*Written request*: Make an exact copy of all the entries below, with the pictures left out.

*Data for processing*:
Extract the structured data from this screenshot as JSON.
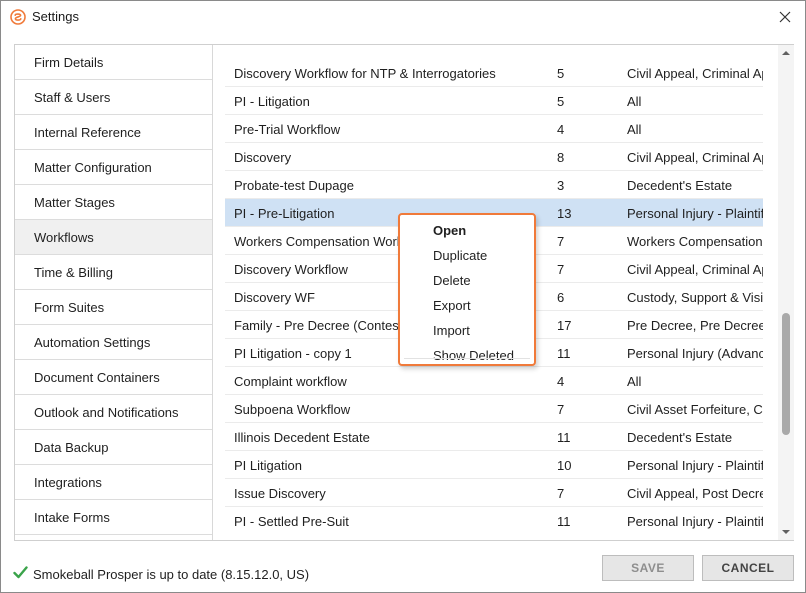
{
  "window": {
    "title": "Settings"
  },
  "sidebar": {
    "items": [
      {
        "label": "Firm Details",
        "active": false
      },
      {
        "label": "Staff & Users",
        "active": false
      },
      {
        "label": "Internal Reference",
        "active": false
      },
      {
        "label": "Matter Configuration",
        "active": false
      },
      {
        "label": "Matter Stages",
        "active": false
      },
      {
        "label": "Workflows",
        "active": true
      },
      {
        "label": "Time & Billing",
        "active": false
      },
      {
        "label": "Form Suites",
        "active": false
      },
      {
        "label": "Automation Settings",
        "active": false
      },
      {
        "label": "Document Containers",
        "active": false
      },
      {
        "label": "Outlook and Notifications",
        "active": false
      },
      {
        "label": "Data Backup",
        "active": false
      },
      {
        "label": "Integrations",
        "active": false
      },
      {
        "label": "Intake Forms",
        "active": false
      }
    ]
  },
  "workflows": {
    "rows": [
      {
        "name": "Discovery Workflow for NTP & Interrogatories",
        "count": "5",
        "type": "Civil Appeal, Criminal Ap",
        "selected": false
      },
      {
        "name": "PI - Litigation",
        "count": "5",
        "type": "All",
        "selected": false
      },
      {
        "name": "Pre-Trial Workflow",
        "count": "4",
        "type": "All",
        "selected": false
      },
      {
        "name": "Discovery",
        "count": "8",
        "type": "Civil Appeal, Criminal Ap",
        "selected": false
      },
      {
        "name": "Probate-test Dupage",
        "count": "3",
        "type": "Decedent's Estate",
        "selected": false
      },
      {
        "name": "PI - Pre-Litigation",
        "count": "13",
        "type": "Personal Injury - Plaintif",
        "selected": true
      },
      {
        "name": "Workers Compensation Work",
        "count": "7",
        "type": "Workers Compensation",
        "selected": false
      },
      {
        "name": "Discovery Workflow",
        "count": "7",
        "type": "Civil Appeal, Criminal Ap",
        "selected": false
      },
      {
        "name": "Discovery WF",
        "count": "6",
        "type": "Custody, Support & Visi",
        "selected": false
      },
      {
        "name": "Family - Pre Decree (Conteste",
        "count": "17",
        "type": "Pre Decree, Pre Decree",
        "selected": false
      },
      {
        "name": "PI Litigation - copy 1",
        "count": "11",
        "type": "Personal Injury (Advance",
        "selected": false
      },
      {
        "name": "Complaint workflow",
        "count": "4",
        "type": "All",
        "selected": false
      },
      {
        "name": "Subpoena Workflow",
        "count": "7",
        "type": "Civil Asset Forfeiture, Civ",
        "selected": false
      },
      {
        "name": "Illinois Decedent Estate",
        "count": "11",
        "type": "Decedent's Estate",
        "selected": false
      },
      {
        "name": "PI Litigation",
        "count": "10",
        "type": "Personal Injury - Plaintif",
        "selected": false
      },
      {
        "name": "Issue Discovery",
        "count": "7",
        "type": "Civil Appeal, Post Decre",
        "selected": false
      },
      {
        "name": "PI - Settled Pre-Suit",
        "count": "11",
        "type": "Personal Injury - Plaintif",
        "selected": false
      }
    ]
  },
  "context_menu": {
    "items": [
      {
        "label": "Open",
        "default": true,
        "key": "open"
      },
      {
        "label": "Duplicate",
        "default": false,
        "key": "duplicate"
      },
      {
        "label": "Delete",
        "default": false,
        "key": "delete"
      },
      {
        "label": "Export",
        "default": false,
        "key": "export"
      },
      {
        "label": "Import",
        "default": false,
        "key": "import"
      },
      {
        "label": "Show Deleted",
        "default": false,
        "key": "show-deleted"
      }
    ]
  },
  "status": {
    "text": "Smokeball Prosper is up to date (8.15.12.0, US)",
    "icon": "checkmark-icon"
  },
  "buttons": {
    "save": "SAVE",
    "cancel": "CANCEL"
  },
  "colors": {
    "accent": "#f07a3a",
    "selection": "#cfe1f4",
    "status_ok": "#3aa34a"
  }
}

*Task output*:
Extract the structured data from this screenshot as JSON.
{
  "window": {
    "title": "Settings"
  },
  "sidebar": {
    "items": [
      {
        "label": "Firm Details",
        "active": false
      },
      {
        "label": "Staff & Users",
        "active": false
      },
      {
        "label": "Internal Reference",
        "active": false
      },
      {
        "label": "Matter Configuration",
        "active": false
      },
      {
        "label": "Matter Stages",
        "active": false
      },
      {
        "label": "Workflows",
        "active": true
      },
      {
        "label": "Time & Billing",
        "active": false
      },
      {
        "label": "Form Suites",
        "active": false
      },
      {
        "label": "Automation Settings",
        "active": false
      },
      {
        "label": "Document Containers",
        "active": false
      },
      {
        "label": "Outlook and Notifications",
        "active": false
      },
      {
        "label": "Data Backup",
        "active": false
      },
      {
        "label": "Integrations",
        "active": false
      },
      {
        "label": "Intake Forms",
        "active": false
      }
    ]
  },
  "workflows": {
    "rows": [
      {
        "name": "Discovery Workflow for NTP & Interrogatories",
        "count": "5",
        "type": "Civil Appeal, Criminal Ap",
        "selected": false
      },
      {
        "name": "PI - Litigation",
        "count": "5",
        "type": "All",
        "selected": false
      },
      {
        "name": "Pre-Trial Workflow",
        "count": "4",
        "type": "All",
        "selected": false
      },
      {
        "name": "Discovery",
        "count": "8",
        "type": "Civil Appeal, Criminal Ap",
        "selected": false
      },
      {
        "name": "Probate-test Dupage",
        "count": "3",
        "type": "Decedent's Estate",
        "selected": false
      },
      {
        "name": "PI - Pre-Litigation",
        "count": "13",
        "type": "Personal Injury - Plaintif",
        "selected": true
      },
      {
        "name": "Workers Compensation Work",
        "count": "7",
        "type": "Workers Compensation",
        "selected": false
      },
      {
        "name": "Discovery Workflow",
        "count": "7",
        "type": "Civil Appeal, Criminal Ap",
        "selected": false
      },
      {
        "name": "Discovery WF",
        "count": "6",
        "type": "Custody, Support & Visi",
        "selected": false
      },
      {
        "name": "Family - Pre Decree (Conteste",
        "count": "17",
        "type": "Pre Decree, Pre Decree",
        "selected": false
      },
      {
        "name": "PI Litigation - copy 1",
        "count": "11",
        "type": "Personal Injury (Advance",
        "selected": false
      },
      {
        "name": "Complaint workflow",
        "count": "4",
        "type": "All",
        "selected": false
      },
      {
        "name": "Subpoena Workflow",
        "count": "7",
        "type": "Civil Asset Forfeiture, Civ",
        "selected": false
      },
      {
        "name": "Illinois Decedent Estate",
        "count": "11",
        "type": "Decedent's Estate",
        "selected": false
      },
      {
        "name": "PI Litigation",
        "count": "10",
        "type": "Personal Injury - Plaintif",
        "selected": false
      },
      {
        "name": "Issue Discovery",
        "count": "7",
        "type": "Civil Appeal, Post Decre",
        "selected": false
      },
      {
        "name": "PI - Settled Pre-Suit",
        "count": "11",
        "type": "Personal Injury - Plaintif",
        "selected": false
      }
    ]
  },
  "context_menu": {
    "items": [
      {
        "label": "Open",
        "default": true,
        "key": "open"
      },
      {
        "label": "Duplicate",
        "default": false,
        "key": "duplicate"
      },
      {
        "label": "Delete",
        "default": false,
        "key": "delete"
      },
      {
        "label": "Export",
        "default": false,
        "key": "export"
      },
      {
        "label": "Import",
        "default": false,
        "key": "import"
      },
      {
        "label": "Show Deleted",
        "default": false,
        "key": "show-deleted"
      }
    ]
  },
  "status": {
    "text": "Smokeball Prosper is up to date (8.15.12.0, US)",
    "icon": "checkmark-icon"
  },
  "buttons": {
    "save": "SAVE",
    "cancel": "CANCEL"
  },
  "colors": {
    "accent": "#f07a3a",
    "selection": "#cfe1f4",
    "status_ok": "#3aa34a"
  }
}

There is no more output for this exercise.